Your task:
Extract all data as written.

Material provided:

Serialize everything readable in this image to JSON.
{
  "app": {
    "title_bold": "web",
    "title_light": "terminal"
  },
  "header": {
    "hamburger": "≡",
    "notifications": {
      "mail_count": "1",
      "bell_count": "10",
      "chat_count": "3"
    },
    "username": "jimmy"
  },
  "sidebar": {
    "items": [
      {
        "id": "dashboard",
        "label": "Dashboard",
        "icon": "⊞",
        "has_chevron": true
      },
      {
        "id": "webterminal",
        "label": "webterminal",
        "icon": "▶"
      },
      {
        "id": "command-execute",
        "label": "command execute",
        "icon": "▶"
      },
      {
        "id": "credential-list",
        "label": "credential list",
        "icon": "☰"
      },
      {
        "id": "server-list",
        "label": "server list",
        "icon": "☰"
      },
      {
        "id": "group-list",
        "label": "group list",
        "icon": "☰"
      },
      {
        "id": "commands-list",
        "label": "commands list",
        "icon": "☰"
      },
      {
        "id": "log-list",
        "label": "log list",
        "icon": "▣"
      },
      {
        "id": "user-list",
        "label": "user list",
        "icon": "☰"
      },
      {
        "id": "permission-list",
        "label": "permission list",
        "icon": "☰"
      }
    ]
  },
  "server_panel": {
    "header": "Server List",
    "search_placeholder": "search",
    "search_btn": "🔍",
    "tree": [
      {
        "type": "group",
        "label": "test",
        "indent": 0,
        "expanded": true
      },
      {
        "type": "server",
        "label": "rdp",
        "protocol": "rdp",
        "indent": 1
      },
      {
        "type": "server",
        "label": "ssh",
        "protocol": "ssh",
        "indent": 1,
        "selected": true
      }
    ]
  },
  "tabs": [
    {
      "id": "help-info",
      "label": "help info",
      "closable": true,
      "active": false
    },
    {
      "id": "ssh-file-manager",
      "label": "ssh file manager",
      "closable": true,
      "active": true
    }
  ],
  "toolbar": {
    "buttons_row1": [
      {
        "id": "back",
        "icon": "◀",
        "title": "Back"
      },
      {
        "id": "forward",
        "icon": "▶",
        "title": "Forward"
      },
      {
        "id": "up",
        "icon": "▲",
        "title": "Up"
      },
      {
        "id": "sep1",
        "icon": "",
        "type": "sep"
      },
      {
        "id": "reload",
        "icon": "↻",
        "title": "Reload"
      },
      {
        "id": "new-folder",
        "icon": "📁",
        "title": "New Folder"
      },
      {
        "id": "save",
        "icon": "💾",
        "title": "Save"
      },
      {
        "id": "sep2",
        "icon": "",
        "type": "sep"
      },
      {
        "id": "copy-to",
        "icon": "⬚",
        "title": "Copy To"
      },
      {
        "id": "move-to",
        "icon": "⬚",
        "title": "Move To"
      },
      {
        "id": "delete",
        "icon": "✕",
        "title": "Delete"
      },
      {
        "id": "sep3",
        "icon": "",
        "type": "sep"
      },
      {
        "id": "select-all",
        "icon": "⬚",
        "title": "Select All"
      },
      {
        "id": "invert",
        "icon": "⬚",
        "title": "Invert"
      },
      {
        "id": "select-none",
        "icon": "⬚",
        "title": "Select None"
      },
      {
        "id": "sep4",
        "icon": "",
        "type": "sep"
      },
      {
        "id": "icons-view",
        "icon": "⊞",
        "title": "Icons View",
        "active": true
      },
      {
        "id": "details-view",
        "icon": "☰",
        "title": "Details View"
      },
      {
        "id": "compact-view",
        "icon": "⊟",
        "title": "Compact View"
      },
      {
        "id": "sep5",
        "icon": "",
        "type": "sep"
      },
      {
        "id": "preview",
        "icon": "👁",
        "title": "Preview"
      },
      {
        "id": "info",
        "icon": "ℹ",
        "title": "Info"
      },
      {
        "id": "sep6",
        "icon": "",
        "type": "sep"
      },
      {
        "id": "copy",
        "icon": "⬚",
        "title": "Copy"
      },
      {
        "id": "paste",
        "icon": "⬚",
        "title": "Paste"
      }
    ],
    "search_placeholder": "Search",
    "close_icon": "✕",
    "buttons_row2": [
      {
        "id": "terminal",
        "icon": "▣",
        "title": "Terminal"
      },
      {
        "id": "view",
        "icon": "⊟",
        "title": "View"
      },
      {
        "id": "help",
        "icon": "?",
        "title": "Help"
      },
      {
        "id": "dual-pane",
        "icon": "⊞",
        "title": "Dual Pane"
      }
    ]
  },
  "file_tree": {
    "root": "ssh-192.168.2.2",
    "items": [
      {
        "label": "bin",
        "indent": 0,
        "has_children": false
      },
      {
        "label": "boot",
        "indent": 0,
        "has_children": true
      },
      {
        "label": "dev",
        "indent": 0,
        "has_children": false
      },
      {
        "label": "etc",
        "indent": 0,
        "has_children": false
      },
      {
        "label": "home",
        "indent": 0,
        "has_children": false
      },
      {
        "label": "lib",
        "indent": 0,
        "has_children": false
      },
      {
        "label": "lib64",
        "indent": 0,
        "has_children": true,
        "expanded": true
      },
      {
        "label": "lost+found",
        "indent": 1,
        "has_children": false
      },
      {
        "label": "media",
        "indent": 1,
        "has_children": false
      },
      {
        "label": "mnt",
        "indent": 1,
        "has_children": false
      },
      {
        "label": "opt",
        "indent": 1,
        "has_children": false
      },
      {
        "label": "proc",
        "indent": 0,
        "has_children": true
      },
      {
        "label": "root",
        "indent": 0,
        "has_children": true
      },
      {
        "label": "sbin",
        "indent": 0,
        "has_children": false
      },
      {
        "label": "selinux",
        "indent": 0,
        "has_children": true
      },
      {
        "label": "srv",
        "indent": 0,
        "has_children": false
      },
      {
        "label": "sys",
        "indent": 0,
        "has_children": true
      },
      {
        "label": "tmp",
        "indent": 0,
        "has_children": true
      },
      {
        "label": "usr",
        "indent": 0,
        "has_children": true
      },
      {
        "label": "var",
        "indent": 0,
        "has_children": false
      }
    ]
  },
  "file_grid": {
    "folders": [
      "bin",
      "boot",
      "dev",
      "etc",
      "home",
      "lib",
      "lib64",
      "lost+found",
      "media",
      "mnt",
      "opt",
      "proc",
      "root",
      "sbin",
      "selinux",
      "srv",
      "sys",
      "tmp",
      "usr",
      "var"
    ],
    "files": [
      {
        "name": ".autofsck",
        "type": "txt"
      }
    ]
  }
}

Exercise response:
Serialize everything readable in this image to JSON.
{
  "app": {
    "title_bold": "web",
    "title_light": "terminal"
  },
  "header": {
    "hamburger": "≡",
    "notifications": {
      "mail_count": "1",
      "bell_count": "10",
      "chat_count": "3"
    },
    "username": "jimmy"
  },
  "sidebar": {
    "items": [
      {
        "id": "dashboard",
        "label": "Dashboard",
        "icon": "⊞",
        "has_chevron": true
      },
      {
        "id": "webterminal",
        "label": "webterminal",
        "icon": "▶"
      },
      {
        "id": "command-execute",
        "label": "command execute",
        "icon": "▶"
      },
      {
        "id": "credential-list",
        "label": "credential list",
        "icon": "☰"
      },
      {
        "id": "server-list",
        "label": "server list",
        "icon": "☰"
      },
      {
        "id": "group-list",
        "label": "group list",
        "icon": "☰"
      },
      {
        "id": "commands-list",
        "label": "commands list",
        "icon": "☰"
      },
      {
        "id": "log-list",
        "label": "log list",
        "icon": "▣"
      },
      {
        "id": "user-list",
        "label": "user list",
        "icon": "☰"
      },
      {
        "id": "permission-list",
        "label": "permission list",
        "icon": "☰"
      }
    ]
  },
  "server_panel": {
    "header": "Server List",
    "search_placeholder": "search",
    "search_btn": "🔍",
    "tree": [
      {
        "type": "group",
        "label": "test",
        "indent": 0,
        "expanded": true
      },
      {
        "type": "server",
        "label": "rdp",
        "protocol": "rdp",
        "indent": 1
      },
      {
        "type": "server",
        "label": "ssh",
        "protocol": "ssh",
        "indent": 1,
        "selected": true
      }
    ]
  },
  "tabs": [
    {
      "id": "help-info",
      "label": "help info",
      "closable": true,
      "active": false
    },
    {
      "id": "ssh-file-manager",
      "label": "ssh file manager",
      "closable": true,
      "active": true
    }
  ],
  "toolbar": {
    "buttons_row1": [
      {
        "id": "back",
        "icon": "◀",
        "title": "Back"
      },
      {
        "id": "forward",
        "icon": "▶",
        "title": "Forward"
      },
      {
        "id": "up",
        "icon": "▲",
        "title": "Up"
      },
      {
        "id": "sep1",
        "icon": "",
        "type": "sep"
      },
      {
        "id": "reload",
        "icon": "↻",
        "title": "Reload"
      },
      {
        "id": "new-folder",
        "icon": "📁",
        "title": "New Folder"
      },
      {
        "id": "save",
        "icon": "💾",
        "title": "Save"
      },
      {
        "id": "sep2",
        "icon": "",
        "type": "sep"
      },
      {
        "id": "copy-to",
        "icon": "⬚",
        "title": "Copy To"
      },
      {
        "id": "move-to",
        "icon": "⬚",
        "title": "Move To"
      },
      {
        "id": "delete",
        "icon": "✕",
        "title": "Delete"
      },
      {
        "id": "sep3",
        "icon": "",
        "type": "sep"
      },
      {
        "id": "select-all",
        "icon": "⬚",
        "title": "Select All"
      },
      {
        "id": "invert",
        "icon": "⬚",
        "title": "Invert"
      },
      {
        "id": "select-none",
        "icon": "⬚",
        "title": "Select None"
      },
      {
        "id": "sep4",
        "icon": "",
        "type": "sep"
      },
      {
        "id": "icons-view",
        "icon": "⊞",
        "title": "Icons View",
        "active": true
      },
      {
        "id": "details-view",
        "icon": "☰",
        "title": "Details View"
      },
      {
        "id": "compact-view",
        "icon": "⊟",
        "title": "Compact View"
      },
      {
        "id": "sep5",
        "icon": "",
        "type": "sep"
      },
      {
        "id": "preview",
        "icon": "👁",
        "title": "Preview"
      },
      {
        "id": "info",
        "icon": "ℹ",
        "title": "Info"
      },
      {
        "id": "sep6",
        "icon": "",
        "type": "sep"
      },
      {
        "id": "copy",
        "icon": "⬚",
        "title": "Copy"
      },
      {
        "id": "paste",
        "icon": "⬚",
        "title": "Paste"
      }
    ],
    "search_placeholder": "Search",
    "close_icon": "✕",
    "buttons_row2": [
      {
        "id": "terminal",
        "icon": "▣",
        "title": "Terminal"
      },
      {
        "id": "view",
        "icon": "⊟",
        "title": "View"
      },
      {
        "id": "help",
        "icon": "?",
        "title": "Help"
      },
      {
        "id": "dual-pane",
        "icon": "⊞",
        "title": "Dual Pane"
      }
    ]
  },
  "file_tree": {
    "root": "ssh-192.168.2.2",
    "items": [
      {
        "label": "bin",
        "indent": 0,
        "has_children": false
      },
      {
        "label": "boot",
        "indent": 0,
        "has_children": true
      },
      {
        "label": "dev",
        "indent": 0,
        "has_children": false
      },
      {
        "label": "etc",
        "indent": 0,
        "has_children": false
      },
      {
        "label": "home",
        "indent": 0,
        "has_children": false
      },
      {
        "label": "lib",
        "indent": 0,
        "has_children": false
      },
      {
        "label": "lib64",
        "indent": 0,
        "has_children": true,
        "expanded": true
      },
      {
        "label": "lost+found",
        "indent": 1,
        "has_children": false
      },
      {
        "label": "media",
        "indent": 1,
        "has_children": false
      },
      {
        "label": "mnt",
        "indent": 1,
        "has_children": false
      },
      {
        "label": "opt",
        "indent": 1,
        "has_children": false
      },
      {
        "label": "proc",
        "indent": 0,
        "has_children": true
      },
      {
        "label": "root",
        "indent": 0,
        "has_children": true
      },
      {
        "label": "sbin",
        "indent": 0,
        "has_children": false
      },
      {
        "label": "selinux",
        "indent": 0,
        "has_children": true
      },
      {
        "label": "srv",
        "indent": 0,
        "has_children": false
      },
      {
        "label": "sys",
        "indent": 0,
        "has_children": true
      },
      {
        "label": "tmp",
        "indent": 0,
        "has_children": true
      },
      {
        "label": "usr",
        "indent": 0,
        "has_children": true
      },
      {
        "label": "var",
        "indent": 0,
        "has_children": false
      }
    ]
  },
  "file_grid": {
    "folders": [
      "bin",
      "boot",
      "dev",
      "etc",
      "home",
      "lib",
      "lib64",
      "lost+found",
      "media",
      "mnt",
      "opt",
      "proc",
      "root",
      "sbin",
      "selinux",
      "srv",
      "sys",
      "tmp",
      "usr",
      "var"
    ],
    "files": [
      {
        "name": ".autofsck",
        "type": "txt"
      }
    ]
  }
}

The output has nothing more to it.